____ Data for this exercise

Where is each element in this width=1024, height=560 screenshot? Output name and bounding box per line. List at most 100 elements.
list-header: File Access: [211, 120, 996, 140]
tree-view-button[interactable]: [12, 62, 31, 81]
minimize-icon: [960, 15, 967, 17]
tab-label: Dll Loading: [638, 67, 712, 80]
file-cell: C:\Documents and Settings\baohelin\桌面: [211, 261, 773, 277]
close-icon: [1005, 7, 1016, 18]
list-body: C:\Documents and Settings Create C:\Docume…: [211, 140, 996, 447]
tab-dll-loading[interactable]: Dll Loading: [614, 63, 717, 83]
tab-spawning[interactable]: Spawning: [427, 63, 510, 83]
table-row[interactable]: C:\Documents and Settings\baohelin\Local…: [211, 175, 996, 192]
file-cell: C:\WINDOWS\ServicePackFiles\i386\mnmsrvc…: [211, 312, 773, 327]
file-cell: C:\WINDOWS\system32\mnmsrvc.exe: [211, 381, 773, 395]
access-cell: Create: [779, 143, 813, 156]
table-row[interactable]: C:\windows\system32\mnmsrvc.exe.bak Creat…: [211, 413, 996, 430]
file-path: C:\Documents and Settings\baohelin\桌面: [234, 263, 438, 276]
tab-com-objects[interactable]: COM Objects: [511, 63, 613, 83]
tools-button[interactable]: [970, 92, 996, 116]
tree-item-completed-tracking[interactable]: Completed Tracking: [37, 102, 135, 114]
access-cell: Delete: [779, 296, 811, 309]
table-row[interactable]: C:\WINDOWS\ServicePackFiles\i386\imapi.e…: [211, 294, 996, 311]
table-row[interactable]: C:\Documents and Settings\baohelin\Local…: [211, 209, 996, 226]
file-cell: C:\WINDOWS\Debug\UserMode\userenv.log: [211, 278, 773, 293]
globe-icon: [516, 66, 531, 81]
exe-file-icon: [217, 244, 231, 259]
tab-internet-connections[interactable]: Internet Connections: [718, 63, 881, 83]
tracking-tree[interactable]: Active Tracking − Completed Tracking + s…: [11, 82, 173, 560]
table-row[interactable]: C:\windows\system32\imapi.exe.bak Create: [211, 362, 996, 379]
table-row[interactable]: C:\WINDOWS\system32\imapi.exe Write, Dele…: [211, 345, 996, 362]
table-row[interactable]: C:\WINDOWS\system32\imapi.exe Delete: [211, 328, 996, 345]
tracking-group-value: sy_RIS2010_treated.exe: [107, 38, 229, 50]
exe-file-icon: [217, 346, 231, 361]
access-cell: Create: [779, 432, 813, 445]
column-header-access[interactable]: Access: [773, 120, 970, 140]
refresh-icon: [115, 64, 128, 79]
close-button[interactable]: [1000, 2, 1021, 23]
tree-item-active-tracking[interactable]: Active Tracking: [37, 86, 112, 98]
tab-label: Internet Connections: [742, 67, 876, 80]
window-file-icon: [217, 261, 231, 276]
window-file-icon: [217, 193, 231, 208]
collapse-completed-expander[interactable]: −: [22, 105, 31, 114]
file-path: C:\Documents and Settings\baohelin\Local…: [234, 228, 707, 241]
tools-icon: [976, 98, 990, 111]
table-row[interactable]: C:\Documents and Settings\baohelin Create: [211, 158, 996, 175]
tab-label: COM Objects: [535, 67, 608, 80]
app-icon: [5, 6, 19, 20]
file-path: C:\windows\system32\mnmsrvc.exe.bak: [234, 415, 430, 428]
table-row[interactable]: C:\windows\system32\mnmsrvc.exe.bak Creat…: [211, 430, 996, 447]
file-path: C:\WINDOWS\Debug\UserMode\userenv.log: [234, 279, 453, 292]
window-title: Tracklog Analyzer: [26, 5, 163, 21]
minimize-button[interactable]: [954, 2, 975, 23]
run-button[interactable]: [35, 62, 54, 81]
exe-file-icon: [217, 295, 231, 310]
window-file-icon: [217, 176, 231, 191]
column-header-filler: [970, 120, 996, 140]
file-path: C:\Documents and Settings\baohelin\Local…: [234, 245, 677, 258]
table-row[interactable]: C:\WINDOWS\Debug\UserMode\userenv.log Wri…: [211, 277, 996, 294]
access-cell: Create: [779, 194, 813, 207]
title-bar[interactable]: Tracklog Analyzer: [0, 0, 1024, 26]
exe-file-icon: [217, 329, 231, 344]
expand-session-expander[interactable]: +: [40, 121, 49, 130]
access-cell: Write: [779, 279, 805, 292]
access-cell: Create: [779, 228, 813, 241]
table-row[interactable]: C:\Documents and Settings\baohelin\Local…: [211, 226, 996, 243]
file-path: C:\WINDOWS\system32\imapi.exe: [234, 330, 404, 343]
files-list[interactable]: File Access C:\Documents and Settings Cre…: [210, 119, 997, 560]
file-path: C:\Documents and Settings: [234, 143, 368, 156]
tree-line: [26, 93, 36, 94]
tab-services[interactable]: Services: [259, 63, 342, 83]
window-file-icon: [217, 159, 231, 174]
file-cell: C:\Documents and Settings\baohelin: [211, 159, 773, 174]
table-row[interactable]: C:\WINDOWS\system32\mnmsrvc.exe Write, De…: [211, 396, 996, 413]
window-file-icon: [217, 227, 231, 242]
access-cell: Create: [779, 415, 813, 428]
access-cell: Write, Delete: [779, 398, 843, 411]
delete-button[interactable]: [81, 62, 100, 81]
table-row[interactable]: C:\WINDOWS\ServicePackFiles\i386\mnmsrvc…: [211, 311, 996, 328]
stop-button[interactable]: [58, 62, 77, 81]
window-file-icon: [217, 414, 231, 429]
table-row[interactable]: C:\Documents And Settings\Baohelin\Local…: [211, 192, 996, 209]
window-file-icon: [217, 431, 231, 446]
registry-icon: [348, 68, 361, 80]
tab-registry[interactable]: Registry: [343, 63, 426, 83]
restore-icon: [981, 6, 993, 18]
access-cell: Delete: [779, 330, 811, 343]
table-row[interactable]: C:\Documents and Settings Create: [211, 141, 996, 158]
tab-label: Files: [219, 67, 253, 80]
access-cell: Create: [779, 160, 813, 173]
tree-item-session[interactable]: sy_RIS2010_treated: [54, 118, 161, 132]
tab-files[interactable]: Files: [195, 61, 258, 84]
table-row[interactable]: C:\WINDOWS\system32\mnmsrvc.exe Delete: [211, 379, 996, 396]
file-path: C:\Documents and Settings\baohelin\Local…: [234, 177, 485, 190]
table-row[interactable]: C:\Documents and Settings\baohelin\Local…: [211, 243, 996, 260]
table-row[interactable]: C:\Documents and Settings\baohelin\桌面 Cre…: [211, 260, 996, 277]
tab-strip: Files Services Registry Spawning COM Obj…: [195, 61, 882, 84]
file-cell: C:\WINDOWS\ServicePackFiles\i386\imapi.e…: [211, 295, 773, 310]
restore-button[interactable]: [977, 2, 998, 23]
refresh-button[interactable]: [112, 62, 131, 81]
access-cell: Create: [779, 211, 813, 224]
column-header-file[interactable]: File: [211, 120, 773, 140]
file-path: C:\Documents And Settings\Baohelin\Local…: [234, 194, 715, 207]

________

Written exercise: Please reproduce all of the records above word for word, changing nothing.

Finished task:
Where is each element in this width=1024, height=560 screenshot? Output name and bounding box per line. List at most 100 elements.
list-header: File Access: [211, 120, 996, 140]
tree-view-button[interactable]: [12, 62, 31, 81]
minimize-icon: [960, 15, 967, 17]
tab-label: Dll Loading: [638, 67, 712, 80]
file-cell: C:\Documents and Settings\baohelin\桌面: [211, 261, 773, 277]
close-icon: [1005, 7, 1016, 18]
list-body: C:\Documents and Settings Create C:\Docume…: [211, 140, 996, 447]
tab-dll-loading[interactable]: Dll Loading: [614, 63, 717, 83]
tab-spawning[interactable]: Spawning: [427, 63, 510, 83]
table-row[interactable]: C:\Documents and Settings\baohelin\Local…: [211, 175, 996, 192]
file-cell: C:\WINDOWS\ServicePackFiles\i386\mnmsrvc…: [211, 312, 773, 327]
file-cell: C:\WINDOWS\system32\mnmsrvc.exe: [211, 381, 773, 395]
access-cell: Create: [779, 143, 813, 156]
table-row[interactable]: C:\windows\system32\mnmsrvc.exe.bak Creat…: [211, 413, 996, 430]
file-path: C:\Documents and Settings\baohelin\桌面: [234, 263, 438, 276]
tab-com-objects[interactable]: COM Objects: [511, 63, 613, 83]
tools-button[interactable]: [970, 92, 996, 116]
tree-item-completed-tracking[interactable]: Completed Tracking: [37, 102, 135, 114]
access-cell: Delete: [779, 296, 811, 309]
table-row[interactable]: C:\WINDOWS\ServicePackFiles\i386\imapi.e…: [211, 294, 996, 311]
table-row[interactable]: C:\Documents and Settings\baohelin\Local…: [211, 209, 996, 226]
file-cell: C:\WINDOWS\Debug\UserMode\userenv.log: [211, 278, 773, 293]
globe-icon: [516, 66, 531, 81]
exe-file-icon: [217, 244, 231, 259]
tab-internet-connections[interactable]: Internet Connections: [718, 63, 881, 83]
tracking-tree[interactable]: Active Tracking − Completed Tracking + s…: [11, 82, 173, 560]
table-row[interactable]: C:\windows\system32\imapi.exe.bak Create: [211, 362, 996, 379]
table-row[interactable]: C:\WINDOWS\system32\imapi.exe Write, Dele…: [211, 345, 996, 362]
table-row[interactable]: C:\WINDOWS\system32\imapi.exe Delete: [211, 328, 996, 345]
tracking-group-value: sy_RIS2010_treated.exe: [107, 38, 229, 50]
exe-file-icon: [217, 346, 231, 361]
access-cell: Create: [779, 432, 813, 445]
column-header-access[interactable]: Access: [773, 120, 970, 140]
refresh-icon: [115, 64, 128, 79]
close-button[interactable]: [1000, 2, 1021, 23]
tree-item-active-tracking[interactable]: Active Tracking: [37, 86, 112, 98]
tab-label: Internet Connections: [742, 67, 876, 80]
window-file-icon: [217, 261, 231, 276]
window-file-icon: [217, 193, 231, 208]
collapse-completed-expander[interactable]: −: [22, 105, 31, 114]
file-path: C:\Documents and Settings\baohelin\Local…: [234, 228, 707, 241]
tools-icon: [976, 98, 990, 111]
table-row[interactable]: C:\Documents and Settings\baohelin Create: [211, 158, 996, 175]
tab-label: COM Objects: [535, 67, 608, 80]
app-icon: [5, 6, 19, 20]
file-path: C:\windows\system32\mnmsrvc.exe.bak: [234, 415, 430, 428]
table-row[interactable]: C:\windows\system32\mnmsrvc.exe.bak Creat…: [211, 430, 996, 447]
file-path: C:\WINDOWS\Debug\UserMode\userenv.log: [234, 279, 453, 292]
window-title: Tracklog Analyzer: [26, 5, 163, 21]
minimize-button[interactable]: [954, 2, 975, 23]
run-button[interactable]: [35, 62, 54, 81]
exe-file-icon: [217, 295, 231, 310]
window-file-icon: [217, 176, 231, 191]
column-header-filler: [970, 120, 996, 140]
file-path: C:\Documents and Settings\baohelin\Local…: [234, 245, 677, 258]
table-row[interactable]: C:\WINDOWS\Debug\UserMode\userenv.log Wri…: [211, 277, 996, 294]
access-cell: Create: [779, 194, 813, 207]
title-bar[interactable]: Tracklog Analyzer: [0, 0, 1024, 26]
exe-file-icon: [217, 329, 231, 344]
expand-session-expander[interactable]: +: [40, 121, 49, 130]
access-cell: Write: [779, 279, 805, 292]
access-cell: Create: [779, 228, 813, 241]
table-row[interactable]: C:\Documents and Settings\baohelin\Local…: [211, 226, 996, 243]
file-path: C:\WINDOWS\system32\imapi.exe: [234, 330, 404, 343]
files-list[interactable]: File Access C:\Documents and Settings Cre…: [210, 119, 997, 560]
file-path: C:\Documents and Settings: [234, 143, 368, 156]
tree-line: [26, 93, 36, 94]
tab-services[interactable]: Services: [259, 63, 342, 83]
window-file-icon: [217, 159, 231, 174]
file-cell: C:\Documents and Settings\baohelin: [211, 159, 773, 174]
table-row[interactable]: C:\WINDOWS\system32\mnmsrvc.exe Write, De…: [211, 396, 996, 413]
window-file-icon: [217, 227, 231, 242]
access-cell: Create: [779, 415, 813, 428]
access-cell: Write, Delete: [779, 398, 843, 411]
delete-button[interactable]: [81, 62, 100, 81]
table-row[interactable]: C:\WINDOWS\ServicePackFiles\i386\mnmsrvc…: [211, 311, 996, 328]
stop-button[interactable]: [58, 62, 77, 81]
window-file-icon: [217, 414, 231, 429]
table-row[interactable]: C:\Documents And Settings\Baohelin\Local…: [211, 192, 996, 209]
window-file-icon: [217, 431, 231, 446]
registry-icon: [348, 68, 361, 80]
tab-registry[interactable]: Registry: [343, 63, 426, 83]
restore-icon: [981, 6, 993, 18]
access-cell: Delete: [779, 330, 811, 343]
table-row[interactable]: C:\Documents and Settings Create: [211, 141, 996, 158]
tab-label: Files: [219, 67, 253, 80]
access-cell: Create: [779, 160, 813, 173]
tree-item-session[interactable]: sy_RIS2010_treated: [54, 118, 161, 132]
tab-files[interactable]: Files: [195, 61, 258, 84]
table-row[interactable]: C:\WINDOWS\system32\mnmsrvc.exe Delete: [211, 379, 996, 396]
file-path: C:\Documents and Settings\baohelin\Local…: [234, 177, 485, 190]
table-row[interactable]: C:\Documents and Settings\baohelin\Local…: [211, 243, 996, 260]
table-row[interactable]: C:\Documents and Settings\baohelin\桌面 Cre…: [211, 260, 996, 277]
tab-strip: Files Services Registry Spawning COM Obj…: [195, 61, 882, 84]
file-cell: C:\WINDOWS\ServicePackFiles\i386\imapi.e…: [211, 295, 773, 310]
restore-button[interactable]: [977, 2, 998, 23]
refresh-button[interactable]: [112, 62, 131, 81]
access-cell: Create: [779, 211, 813, 224]
column-header-file[interactable]: File: [211, 120, 773, 140]
file-path: C:\Documents And Settings\Baohelin\Local…: [234, 194, 715, 207]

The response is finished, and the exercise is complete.